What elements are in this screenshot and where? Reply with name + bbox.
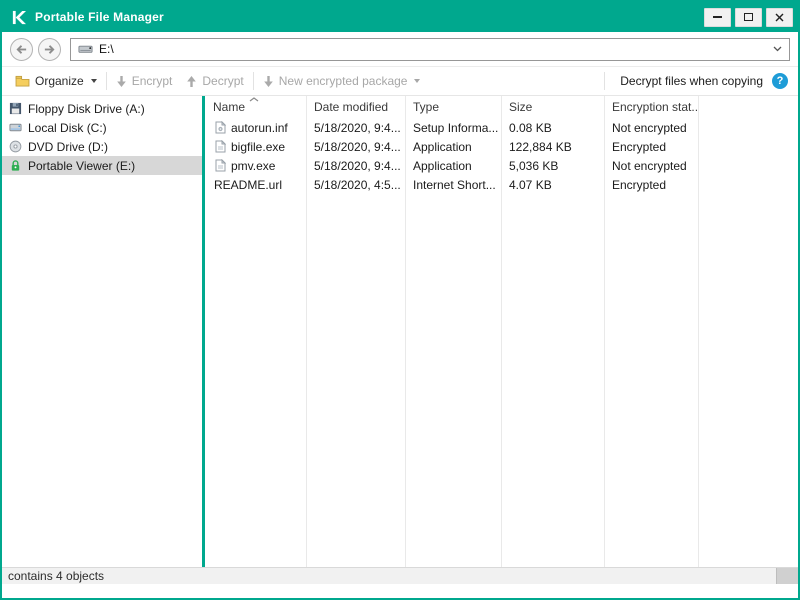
decrypt-button[interactable]: Decrypt xyxy=(179,67,250,95)
setup-information-file-icon xyxy=(214,121,226,134)
package-arrow-down-icon xyxy=(263,75,274,88)
column-divider xyxy=(698,96,699,567)
organize-button[interactable]: Organize xyxy=(8,67,104,95)
help-icon[interactable]: ? xyxy=(772,73,788,89)
file-date: 5/18/2020, 9:4... xyxy=(314,158,401,173)
status-bar: contains 4 objects xyxy=(2,567,798,584)
hard-disk-icon xyxy=(8,121,22,134)
file-type: Application xyxy=(413,139,472,154)
file-size: 122,884 KB xyxy=(509,139,572,154)
file-type: Setup Informa... xyxy=(413,120,499,135)
maximize-button[interactable] xyxy=(735,7,762,27)
column-divider xyxy=(405,96,406,567)
file-name: autorun.inf xyxy=(231,120,288,135)
close-button[interactable] xyxy=(766,7,793,27)
sidebar-item-dvd-d[interactable]: DVD Drive (D:) xyxy=(2,137,202,156)
portable-file-manager-window: Portable File Manager E:\ Organize Encry… xyxy=(0,0,800,600)
file-encryption-status: Not encrypted xyxy=(612,120,687,135)
file-size: 4.07 KB xyxy=(509,177,552,192)
bottom-strip xyxy=(2,584,798,598)
sidebar-item-label: Local Disk (C:) xyxy=(28,120,107,135)
column-header-type[interactable]: Type xyxy=(405,100,501,114)
sidebar-item-label: DVD Drive (D:) xyxy=(28,139,108,154)
drive-sidebar: Floppy Disk Drive (A:) Local Disk (C:) D… xyxy=(2,96,202,567)
column-divider xyxy=(604,96,605,567)
new-package-dropdown-icon xyxy=(414,79,421,83)
close-icon xyxy=(775,13,784,21)
file-name: README.url xyxy=(214,177,283,192)
file-date: 5/18/2020, 9:4... xyxy=(314,120,401,135)
application-file-icon xyxy=(214,140,226,153)
encrypt-arrow-down-icon xyxy=(116,75,127,88)
resize-grip[interactable] xyxy=(776,568,798,584)
file-list: Name Date modified Type Size Encryption … xyxy=(205,96,798,567)
toolbar-separator xyxy=(604,72,606,90)
window-title: Portable File Manager xyxy=(35,10,164,24)
floppy-disk-icon xyxy=(8,102,22,115)
file-type: Internet Short... xyxy=(413,177,496,192)
sidebar-item-label: Floppy Disk Drive (A:) xyxy=(28,101,145,116)
decrypt-label: Decrypt xyxy=(202,74,244,88)
sidebar-item-label: Portable Viewer (E:) xyxy=(28,158,136,173)
column-divider xyxy=(306,96,307,567)
address-bar[interactable]: E:\ xyxy=(70,37,790,61)
decrypt-arrow-up-icon xyxy=(186,75,197,88)
sidebar-item-floppy-a[interactable]: Floppy Disk Drive (A:) xyxy=(2,99,202,118)
organize-label: Organize xyxy=(35,74,84,88)
file-encryption-status: Encrypted xyxy=(612,139,667,154)
toolbar-right-group: Decrypt files when copying ? xyxy=(602,67,792,95)
kaspersky-logo-icon xyxy=(11,10,26,25)
drive-icon xyxy=(78,43,93,55)
column-divider xyxy=(501,96,502,567)
organize-dropdown-icon xyxy=(90,79,97,83)
status-text: contains 4 objects xyxy=(8,569,105,583)
sidebar-item-local-c[interactable]: Local Disk (C:) xyxy=(2,118,202,137)
navigation-bar: E:\ xyxy=(2,32,798,67)
file-name: pmv.exe xyxy=(231,158,276,173)
minimize-button[interactable] xyxy=(704,7,731,27)
encrypt-button[interactable]: Encrypt xyxy=(109,67,180,95)
back-arrow-icon xyxy=(16,44,27,54)
new-package-label: New encrypted package xyxy=(278,74,408,88)
toolbar-separator xyxy=(105,72,107,90)
sort-ascending-icon xyxy=(249,97,259,102)
toolbar-separator xyxy=(252,72,254,90)
green-lock-icon xyxy=(8,159,22,172)
dvd-disc-icon xyxy=(8,140,22,153)
folder-icon xyxy=(15,75,30,87)
file-date: 5/18/2020, 9:4... xyxy=(314,139,401,154)
file-size: 5,036 KB xyxy=(509,158,559,173)
sidebar-item-portable-e[interactable]: Portable Viewer (E:) xyxy=(2,156,202,175)
minimize-icon xyxy=(713,16,722,18)
forward-button[interactable] xyxy=(38,37,61,61)
file-encryption-status: Not encrypted xyxy=(612,158,687,173)
window-controls xyxy=(704,7,793,27)
file-type: Application xyxy=(413,158,472,173)
column-header-encryption-status[interactable]: Encryption stat... xyxy=(604,100,698,114)
file-list-header: Name Date modified Type Size Encryption … xyxy=(205,96,798,118)
address-dropdown-icon[interactable] xyxy=(773,46,782,52)
toolbar: Organize Encrypt Decrypt New encrypted p… xyxy=(2,67,798,96)
maximize-icon xyxy=(744,13,753,21)
column-header-size[interactable]: Size xyxy=(501,100,604,114)
content-area: Floppy Disk Drive (A:) Local Disk (C:) D… xyxy=(2,96,798,567)
title-bar[interactable]: Portable File Manager xyxy=(2,2,798,32)
new-encrypted-package-button[interactable]: New encrypted package xyxy=(256,67,428,95)
file-date: 5/18/2020, 4:5... xyxy=(314,177,401,192)
file-size: 0.08 KB xyxy=(509,120,552,135)
back-button[interactable] xyxy=(10,37,33,61)
file-encryption-status: Encrypted xyxy=(612,177,667,192)
encrypt-label: Encrypt xyxy=(131,74,173,88)
address-text: E:\ xyxy=(99,42,114,56)
decrypt-when-copying-label: Decrypt files when copying xyxy=(620,74,763,88)
column-header-name[interactable]: Name xyxy=(205,100,306,114)
forward-arrow-icon xyxy=(44,44,55,54)
application-file-icon xyxy=(214,159,226,172)
column-header-date-modified[interactable]: Date modified xyxy=(306,100,405,114)
file-name: bigfile.exe xyxy=(231,139,286,154)
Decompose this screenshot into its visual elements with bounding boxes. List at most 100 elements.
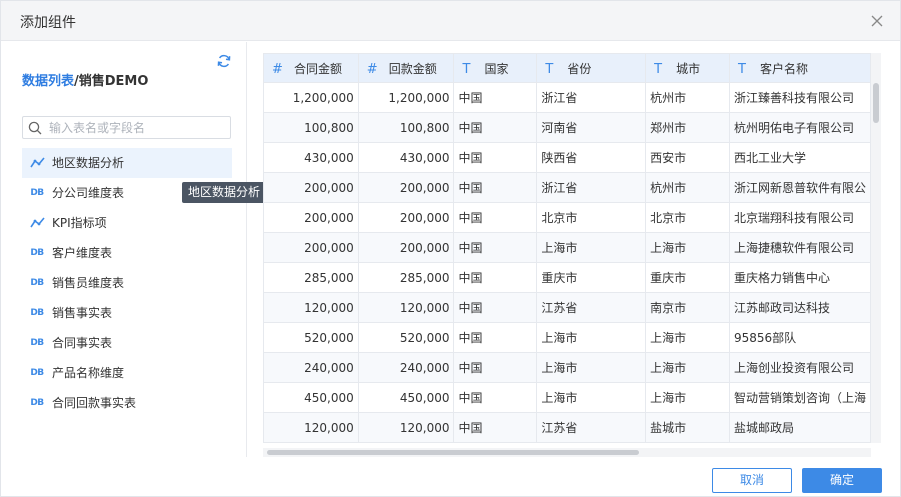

::::::::

→ **AIM OF THE EXERCISE**:
Copy all the records above line for line, omitting the pictures.

→ **SOLVED PROBLEM**:
What elements are in this screenshot and where? Reply with name + bbox.
decrypt-button[interactable]: Decrypt xyxy=(179,67,250,95)
setup-information-file-icon xyxy=(214,121,226,134)
package-arrow-down-icon xyxy=(263,75,274,88)
column-divider xyxy=(698,96,699,567)
organize-button[interactable]: Organize xyxy=(8,67,104,95)
help-icon[interactable]: ? xyxy=(772,73,788,89)
file-date: 5/18/2020, 9:4... xyxy=(314,158,401,173)
status-bar: contains 4 objects xyxy=(2,567,798,584)
hard-disk-icon xyxy=(8,121,22,134)
file-type: Application xyxy=(413,139,472,154)
file-size: 122,884 KB xyxy=(509,139,572,154)
file-type: Setup Informa... xyxy=(413,120,499,135)
maximize-button[interactable] xyxy=(735,7,762,27)
column-divider xyxy=(405,96,406,567)
file-name: autorun.inf xyxy=(231,120,288,135)
close-button[interactable] xyxy=(766,7,793,27)
sidebar-item-dvd-d[interactable]: DVD Drive (D:) xyxy=(2,137,202,156)
portable-file-manager-window: Portable File Manager E:\ Organize Encry… xyxy=(0,0,800,600)
file-encryption-status: Not encrypted xyxy=(612,120,687,135)
file-size: 4.07 KB xyxy=(509,177,552,192)
bottom-strip xyxy=(2,584,798,598)
sidebar-item-label: Local Disk (C:) xyxy=(28,120,107,135)
column-header-type[interactable]: Type xyxy=(405,100,501,114)
sidebar-item-label: DVD Drive (D:) xyxy=(28,139,108,154)
drive-sidebar: Floppy Disk Drive (A:) Local Disk (C:) D… xyxy=(2,96,202,567)
column-divider xyxy=(604,96,605,567)
new-package-dropdown-icon xyxy=(414,79,421,83)
close-icon xyxy=(775,13,784,21)
file-name: README.url xyxy=(214,177,283,192)
file-date: 5/18/2020, 9:4... xyxy=(314,120,401,135)
application-file-icon xyxy=(214,140,226,153)
encrypt-arrow-down-icon xyxy=(116,75,127,88)
resize-grip[interactable] xyxy=(776,568,798,584)
file-list: Name Date modified Type Size Encryption … xyxy=(205,96,798,567)
toolbar-separator xyxy=(604,72,606,90)
window-title: Portable File Manager xyxy=(35,10,164,24)
floppy-disk-icon xyxy=(8,102,22,115)
file-type: Internet Short... xyxy=(413,177,496,192)
sidebar-item-label: Floppy Disk Drive (A:) xyxy=(28,101,145,116)
decrypt-label: Decrypt xyxy=(202,74,244,88)
sidebar-item-label: Portable Viewer (E:) xyxy=(28,158,136,173)
column-divider xyxy=(306,96,307,567)
address-bar[interactable]: E:\ xyxy=(70,37,790,61)
decrypt-arrow-up-icon xyxy=(186,75,197,88)
sidebar-item-floppy-a[interactable]: Floppy Disk Drive (A:) xyxy=(2,99,202,118)
organize-label: Organize xyxy=(35,74,84,88)
file-encryption-status: Encrypted xyxy=(612,139,667,154)
toolbar-right-group: Decrypt files when copying ? xyxy=(602,67,792,95)
kaspersky-logo-icon xyxy=(11,10,26,25)
drive-icon xyxy=(78,43,93,55)
column-divider xyxy=(501,96,502,567)
organize-dropdown-icon xyxy=(90,79,97,83)
status-text: contains 4 objects xyxy=(8,569,105,583)
sidebar-item-local-c[interactable]: Local Disk (C:) xyxy=(2,118,202,137)
navigation-bar: E:\ xyxy=(2,32,798,67)
file-name: pmv.exe xyxy=(231,158,276,173)
minimize-button[interactable] xyxy=(704,7,731,27)
encrypt-button[interactable]: Encrypt xyxy=(109,67,180,95)
back-arrow-icon xyxy=(16,44,27,54)
new-package-label: New encrypted package xyxy=(278,74,408,88)
toolbar-separator xyxy=(105,72,107,90)
sort-ascending-icon xyxy=(249,97,259,102)
toolbar-separator xyxy=(252,72,254,90)
green-lock-icon xyxy=(8,159,22,172)
dvd-disc-icon xyxy=(8,140,22,153)
folder-icon xyxy=(15,75,30,87)
file-date: 5/18/2020, 9:4... xyxy=(314,139,401,154)
file-size: 5,036 KB xyxy=(509,158,559,173)
sidebar-item-portable-e[interactable]: Portable Viewer (E:) xyxy=(2,156,202,175)
minimize-icon xyxy=(713,16,722,18)
forward-button[interactable] xyxy=(38,37,61,61)
file-encryption-status: Not encrypted xyxy=(612,158,687,173)
window-controls xyxy=(704,7,793,27)
file-type: Application xyxy=(413,158,472,173)
column-header-encryption-status[interactable]: Encryption stat... xyxy=(604,100,698,114)
file-list-header: Name Date modified Type Size Encryption … xyxy=(205,96,798,118)
address-dropdown-icon[interactable] xyxy=(773,46,782,52)
toolbar: Organize Encrypt Decrypt New encrypted p… xyxy=(2,67,798,96)
maximize-icon xyxy=(744,13,753,21)
column-header-size[interactable]: Size xyxy=(501,100,604,114)
content-area: Floppy Disk Drive (A:) Local Disk (C:) D… xyxy=(2,96,798,567)
title-bar[interactable]: Portable File Manager xyxy=(2,2,798,32)
new-encrypted-package-button[interactable]: New encrypted package xyxy=(256,67,428,95)
file-date: 5/18/2020, 4:5... xyxy=(314,177,401,192)
file-size: 0.08 KB xyxy=(509,120,552,135)
back-button[interactable] xyxy=(10,37,33,61)
file-encryption-status: Encrypted xyxy=(612,177,667,192)
encrypt-label: Encrypt xyxy=(131,74,173,88)
address-text: E:\ xyxy=(99,42,114,56)
decrypt-when-copying-label: Decrypt files when copying xyxy=(620,74,763,88)
column-header-name[interactable]: Name xyxy=(205,100,306,114)
forward-arrow-icon xyxy=(44,44,55,54)
application-file-icon xyxy=(214,159,226,172)
column-header-date-modified[interactable]: Date modified xyxy=(306,100,405,114)
file-name: bigfile.exe xyxy=(231,139,286,154)
Decompose this screenshot into its visual elements with bounding boxes. List at most 100 elements.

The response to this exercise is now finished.